* [TASK DIRECTIONS] Write out exactly the lines running from the one with "Convert this document image to plain text." to the end of the data, including both of those lines and excluding pictures.

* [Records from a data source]
********

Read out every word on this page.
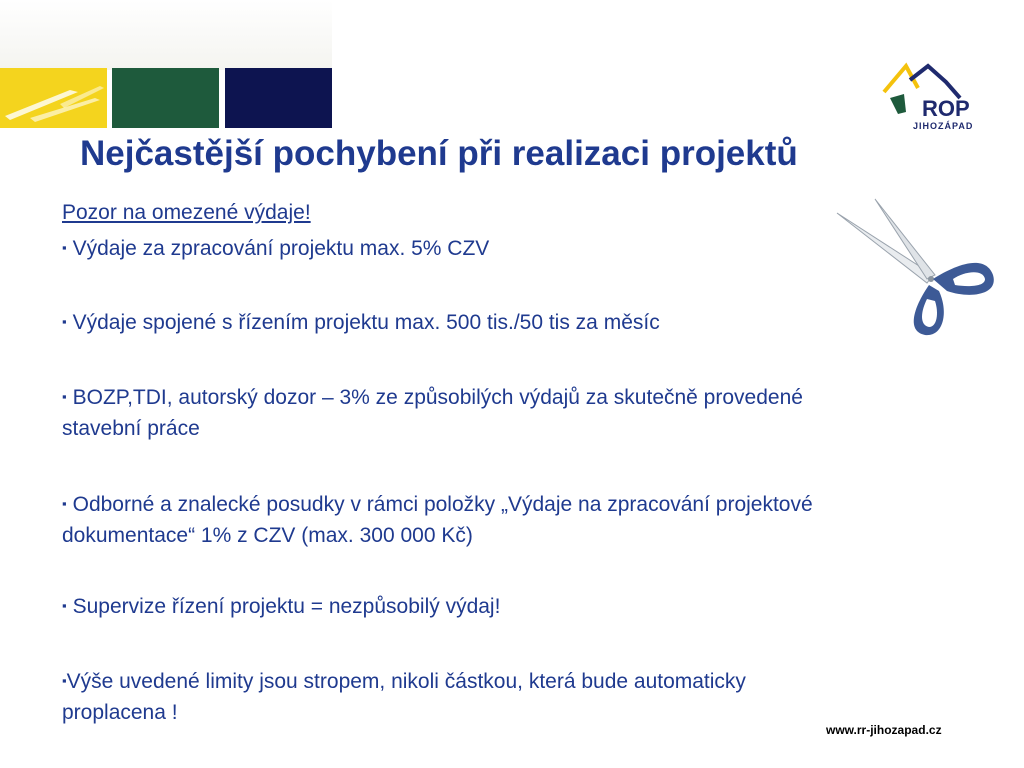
ROP
JIHOZÁPAD
Nejčastější pochybení při realizaci projektů
Pozor na omezené výdaje!
▪ Výdaje za zpracování projektu max. 5% CZV
▪ Výdaje spojené s řízením projektu max. 500 tis./50 tis za měsíc
▪ BOZP,TDI, autorský dozor – 3% ze způsobilých výdajů za skutečně provedené stavební práce
▪ Odborné a znalecké posudky v rámci položky „Výdaje na zpracování projektové dokumentace“ 1% z CZV (max. 300 000 Kč)
▪ Supervize řízení projektu = nezpůsobilý výdaj!
▪Výše uvedené limity jsou stropem, nikoli částkou, která bude automaticky proplacena !
www.rr-jihozapad.cz
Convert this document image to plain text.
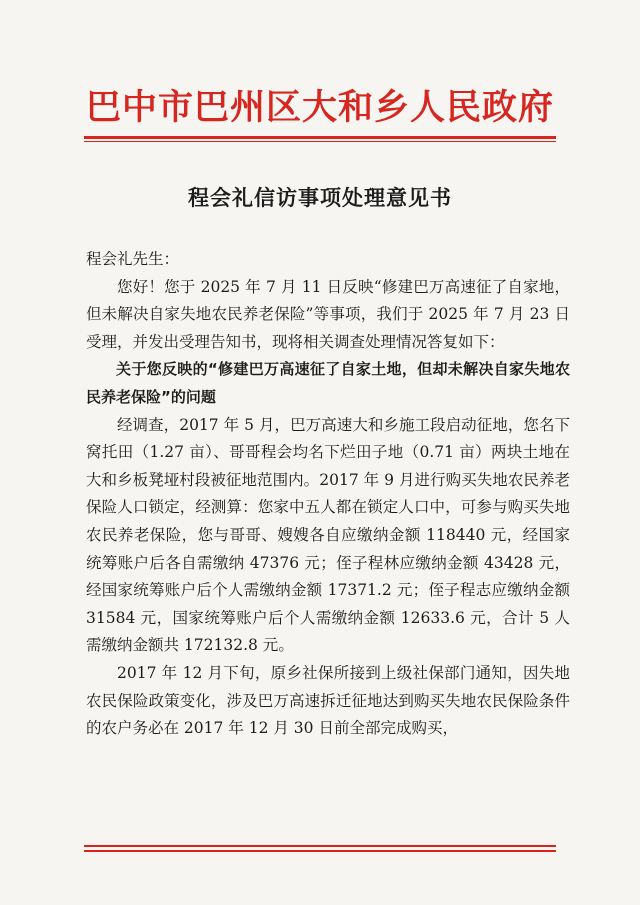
巴中市巴州区大和乡人民政府
程会礼信访事项处理意见书

程会礼先生：

您好！您于 2025 年 7 月 11 日反映“修建巴万高速征了自家地，但未解决自家失地农民养老保险”等事项，我们于 2025 年 7 月 23 日受理，并发出受理告知书，现将相关调查处理情况答复如下：

关于您反映的“修建巴万高速征了自家土地，但却未解决自家失地农民养老保险”的问题

经调查，2017 年 5 月，巴万高速大和乡施工段启动征地，您名下窝托田（1.27 亩）、哥哥程会均名下烂田子地（0.71 亩）两块土地在大和乡板凳垭村段被征地范围内。2017 年 9 月进行购买失地农民养老保险人口锁定，经测算：您家中五人都在锁定人口中，可参与购买失地农民养老保险，您与哥哥、嫂嫂各自应缴纳金额 118440 元，经国家统筹账户后各自需缴纳 47376 元；侄子程林应缴纳金额 43428 元，经国家统筹账户后个人需缴纳金额 17371.2 元；侄子程志应缴纳金额 31584 元，国家统筹账户后个人需缴纳金额 12633.6 元，合计 5 人需缴纳金额共 172132.8 元。

2017 年 12 月下旬，原乡社保所接到上级社保部门通知，因失地农民保险政策变化，涉及巴万高速拆迁征地达到购买失地农民保险条件的农户务必在 2017 年 12 月 30 日前全部完成购买，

********

* [FINISHED EXERCISE]
Convert this document image to plain text.
巴中市巴州区大和乡人民政府
程会礼信访事项处理意见书

程会礼先生：

您好！您于 2025 年 7 月 11 日反映“修建巴万高速征了自家地，但未解决自家失地农民养老保险”等事项，我们于 2025 年 7 月 23 日受理，并发出受理告知书，现将相关调查处理情况答复如下：

关于您反映的“修建巴万高速征了自家土地，但却未解决自家失地农民养老保险”的问题

经调查，2017 年 5 月，巴万高速大和乡施工段启动征地，您名下窝托田（1.27 亩）、哥哥程会均名下烂田子地（0.71 亩）两块土地在大和乡板凳垭村段被征地范围内。2017 年 9 月进行购买失地农民养老保险人口锁定，经测算：您家中五人都在锁定人口中，可参与购买失地农民养老保险，您与哥哥、嫂嫂各自应缴纳金额 118440 元，经国家统筹账户后各自需缴纳 47376 元；侄子程林应缴纳金额 43428 元，经国家统筹账户后个人需缴纳金额 17371.2 元；侄子程志应缴纳金额 31584 元，国家统筹账户后个人需缴纳金额 12633.6 元，合计 5 人需缴纳金额共 172132.8 元。

2017 年 12 月下旬，原乡社保所接到上级社保部门通知，因失地农民保险政策变化，涉及巴万高速拆迁征地达到购买失地农民保险条件的农户务必在 2017 年 12 月 30 日前全部完成购买，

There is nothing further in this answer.